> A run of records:
········
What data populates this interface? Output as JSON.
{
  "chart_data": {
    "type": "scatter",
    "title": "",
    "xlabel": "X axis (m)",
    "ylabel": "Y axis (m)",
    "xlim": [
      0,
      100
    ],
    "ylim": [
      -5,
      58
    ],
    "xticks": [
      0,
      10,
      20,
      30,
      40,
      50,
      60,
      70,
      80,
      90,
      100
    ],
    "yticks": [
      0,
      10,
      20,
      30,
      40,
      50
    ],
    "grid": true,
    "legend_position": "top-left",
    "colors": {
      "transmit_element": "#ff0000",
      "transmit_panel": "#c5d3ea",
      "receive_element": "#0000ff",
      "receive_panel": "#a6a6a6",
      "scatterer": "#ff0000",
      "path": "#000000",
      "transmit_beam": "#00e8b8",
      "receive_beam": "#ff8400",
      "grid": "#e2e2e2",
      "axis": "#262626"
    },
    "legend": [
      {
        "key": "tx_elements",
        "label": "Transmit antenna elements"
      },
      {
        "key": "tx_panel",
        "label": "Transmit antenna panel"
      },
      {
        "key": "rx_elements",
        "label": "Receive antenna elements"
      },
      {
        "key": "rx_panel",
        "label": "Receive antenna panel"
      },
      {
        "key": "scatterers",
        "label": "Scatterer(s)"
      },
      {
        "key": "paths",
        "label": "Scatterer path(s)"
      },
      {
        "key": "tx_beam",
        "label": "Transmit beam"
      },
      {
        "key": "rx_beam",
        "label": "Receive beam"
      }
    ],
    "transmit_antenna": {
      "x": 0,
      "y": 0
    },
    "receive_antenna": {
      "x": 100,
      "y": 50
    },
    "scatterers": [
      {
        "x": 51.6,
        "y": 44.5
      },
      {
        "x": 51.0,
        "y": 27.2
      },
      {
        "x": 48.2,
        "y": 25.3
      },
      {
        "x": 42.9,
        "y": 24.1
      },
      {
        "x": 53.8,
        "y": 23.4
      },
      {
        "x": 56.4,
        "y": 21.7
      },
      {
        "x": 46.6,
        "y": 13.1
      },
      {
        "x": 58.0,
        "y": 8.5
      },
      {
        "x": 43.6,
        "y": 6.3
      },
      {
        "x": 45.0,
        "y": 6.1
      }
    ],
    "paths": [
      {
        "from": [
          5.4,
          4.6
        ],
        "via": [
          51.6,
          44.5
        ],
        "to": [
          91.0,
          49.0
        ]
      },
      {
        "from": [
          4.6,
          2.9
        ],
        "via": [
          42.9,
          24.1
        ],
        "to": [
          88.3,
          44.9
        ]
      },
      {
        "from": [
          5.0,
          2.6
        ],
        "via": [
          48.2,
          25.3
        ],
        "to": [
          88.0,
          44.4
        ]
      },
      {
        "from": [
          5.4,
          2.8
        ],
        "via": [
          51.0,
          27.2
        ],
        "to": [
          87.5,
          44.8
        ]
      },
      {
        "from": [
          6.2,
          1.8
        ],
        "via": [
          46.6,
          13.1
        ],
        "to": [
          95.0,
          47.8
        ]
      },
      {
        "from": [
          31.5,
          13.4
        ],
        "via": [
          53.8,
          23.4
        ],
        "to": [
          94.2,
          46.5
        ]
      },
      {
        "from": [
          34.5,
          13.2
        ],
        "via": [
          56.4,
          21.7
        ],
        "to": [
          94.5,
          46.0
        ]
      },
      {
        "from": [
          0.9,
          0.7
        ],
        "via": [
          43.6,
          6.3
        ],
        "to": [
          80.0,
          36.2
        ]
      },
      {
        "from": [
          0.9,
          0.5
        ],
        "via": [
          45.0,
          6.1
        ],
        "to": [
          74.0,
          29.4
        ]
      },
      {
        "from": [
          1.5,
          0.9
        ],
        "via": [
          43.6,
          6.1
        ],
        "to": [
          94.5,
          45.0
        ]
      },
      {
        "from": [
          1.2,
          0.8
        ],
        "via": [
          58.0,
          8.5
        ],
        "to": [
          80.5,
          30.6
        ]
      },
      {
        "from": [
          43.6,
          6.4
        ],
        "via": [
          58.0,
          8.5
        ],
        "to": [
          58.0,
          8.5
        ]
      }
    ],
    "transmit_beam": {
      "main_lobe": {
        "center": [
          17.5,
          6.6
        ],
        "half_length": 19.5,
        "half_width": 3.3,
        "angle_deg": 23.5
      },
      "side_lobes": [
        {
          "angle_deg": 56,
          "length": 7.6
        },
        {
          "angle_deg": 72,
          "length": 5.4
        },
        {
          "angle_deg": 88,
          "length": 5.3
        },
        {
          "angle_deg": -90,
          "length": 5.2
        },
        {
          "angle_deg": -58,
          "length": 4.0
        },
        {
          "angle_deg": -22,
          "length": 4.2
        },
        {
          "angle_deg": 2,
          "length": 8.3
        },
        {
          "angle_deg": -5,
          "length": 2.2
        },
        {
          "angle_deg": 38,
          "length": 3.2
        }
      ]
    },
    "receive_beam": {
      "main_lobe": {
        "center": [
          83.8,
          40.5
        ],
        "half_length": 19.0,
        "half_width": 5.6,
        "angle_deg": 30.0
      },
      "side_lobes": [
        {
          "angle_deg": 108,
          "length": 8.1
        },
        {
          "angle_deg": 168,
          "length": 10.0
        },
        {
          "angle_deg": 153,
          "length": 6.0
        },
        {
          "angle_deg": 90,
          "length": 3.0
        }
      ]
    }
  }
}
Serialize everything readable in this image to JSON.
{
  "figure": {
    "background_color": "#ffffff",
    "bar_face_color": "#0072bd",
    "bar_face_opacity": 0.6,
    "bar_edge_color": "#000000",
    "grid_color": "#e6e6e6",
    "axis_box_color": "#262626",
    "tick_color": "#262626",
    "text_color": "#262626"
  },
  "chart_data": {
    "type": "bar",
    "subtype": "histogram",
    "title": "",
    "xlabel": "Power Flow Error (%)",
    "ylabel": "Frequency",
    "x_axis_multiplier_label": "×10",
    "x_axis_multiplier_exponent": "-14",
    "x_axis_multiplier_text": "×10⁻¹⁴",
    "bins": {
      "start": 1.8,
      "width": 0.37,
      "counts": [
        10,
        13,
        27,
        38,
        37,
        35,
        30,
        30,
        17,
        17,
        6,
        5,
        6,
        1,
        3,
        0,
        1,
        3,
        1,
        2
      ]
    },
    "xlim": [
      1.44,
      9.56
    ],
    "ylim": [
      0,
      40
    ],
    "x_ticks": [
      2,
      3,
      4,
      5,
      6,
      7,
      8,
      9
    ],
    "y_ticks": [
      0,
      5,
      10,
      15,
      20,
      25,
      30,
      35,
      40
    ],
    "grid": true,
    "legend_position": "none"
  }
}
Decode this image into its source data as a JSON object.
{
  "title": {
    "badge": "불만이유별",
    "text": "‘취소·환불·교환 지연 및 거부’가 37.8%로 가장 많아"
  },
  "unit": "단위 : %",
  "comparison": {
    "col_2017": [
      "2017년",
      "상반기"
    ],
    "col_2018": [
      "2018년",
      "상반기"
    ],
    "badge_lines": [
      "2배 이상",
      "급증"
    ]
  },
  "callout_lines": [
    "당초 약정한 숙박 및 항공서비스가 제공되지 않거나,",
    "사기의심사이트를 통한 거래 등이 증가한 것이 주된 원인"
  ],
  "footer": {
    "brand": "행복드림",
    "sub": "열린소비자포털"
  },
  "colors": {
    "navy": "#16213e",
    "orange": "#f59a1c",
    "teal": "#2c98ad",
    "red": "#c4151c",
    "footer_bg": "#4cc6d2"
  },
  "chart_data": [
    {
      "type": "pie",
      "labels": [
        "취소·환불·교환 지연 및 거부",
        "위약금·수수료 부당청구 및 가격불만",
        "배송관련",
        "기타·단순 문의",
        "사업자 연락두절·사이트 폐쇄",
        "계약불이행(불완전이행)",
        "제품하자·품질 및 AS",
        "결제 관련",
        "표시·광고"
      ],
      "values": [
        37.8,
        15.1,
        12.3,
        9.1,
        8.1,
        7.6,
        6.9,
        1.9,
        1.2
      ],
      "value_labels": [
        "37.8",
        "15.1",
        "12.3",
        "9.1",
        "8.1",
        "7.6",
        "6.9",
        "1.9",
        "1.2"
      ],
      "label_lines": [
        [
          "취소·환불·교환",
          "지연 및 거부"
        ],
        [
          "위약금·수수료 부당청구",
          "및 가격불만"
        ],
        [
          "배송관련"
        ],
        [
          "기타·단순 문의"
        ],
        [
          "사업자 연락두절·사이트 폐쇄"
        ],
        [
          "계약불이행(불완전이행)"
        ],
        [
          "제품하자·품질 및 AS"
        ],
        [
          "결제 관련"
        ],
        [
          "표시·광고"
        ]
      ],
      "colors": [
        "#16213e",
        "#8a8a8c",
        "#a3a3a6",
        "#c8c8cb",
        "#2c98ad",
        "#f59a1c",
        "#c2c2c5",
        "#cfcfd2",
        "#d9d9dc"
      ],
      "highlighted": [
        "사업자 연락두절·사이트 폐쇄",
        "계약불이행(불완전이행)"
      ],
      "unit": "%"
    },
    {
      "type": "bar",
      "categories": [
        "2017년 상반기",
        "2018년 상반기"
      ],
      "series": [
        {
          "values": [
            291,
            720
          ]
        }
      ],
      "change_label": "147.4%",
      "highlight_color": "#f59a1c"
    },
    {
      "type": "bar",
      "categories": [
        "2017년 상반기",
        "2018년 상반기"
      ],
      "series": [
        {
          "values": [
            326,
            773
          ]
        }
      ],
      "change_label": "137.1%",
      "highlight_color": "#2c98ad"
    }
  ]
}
········
> What to produce:
Pull every line containing "계약불이행" from the data.

> The completed task:
        "계약불이행(불완전이행)",
          "계약불이행(불완전이행)"
        "계약불이행(불완전이행)"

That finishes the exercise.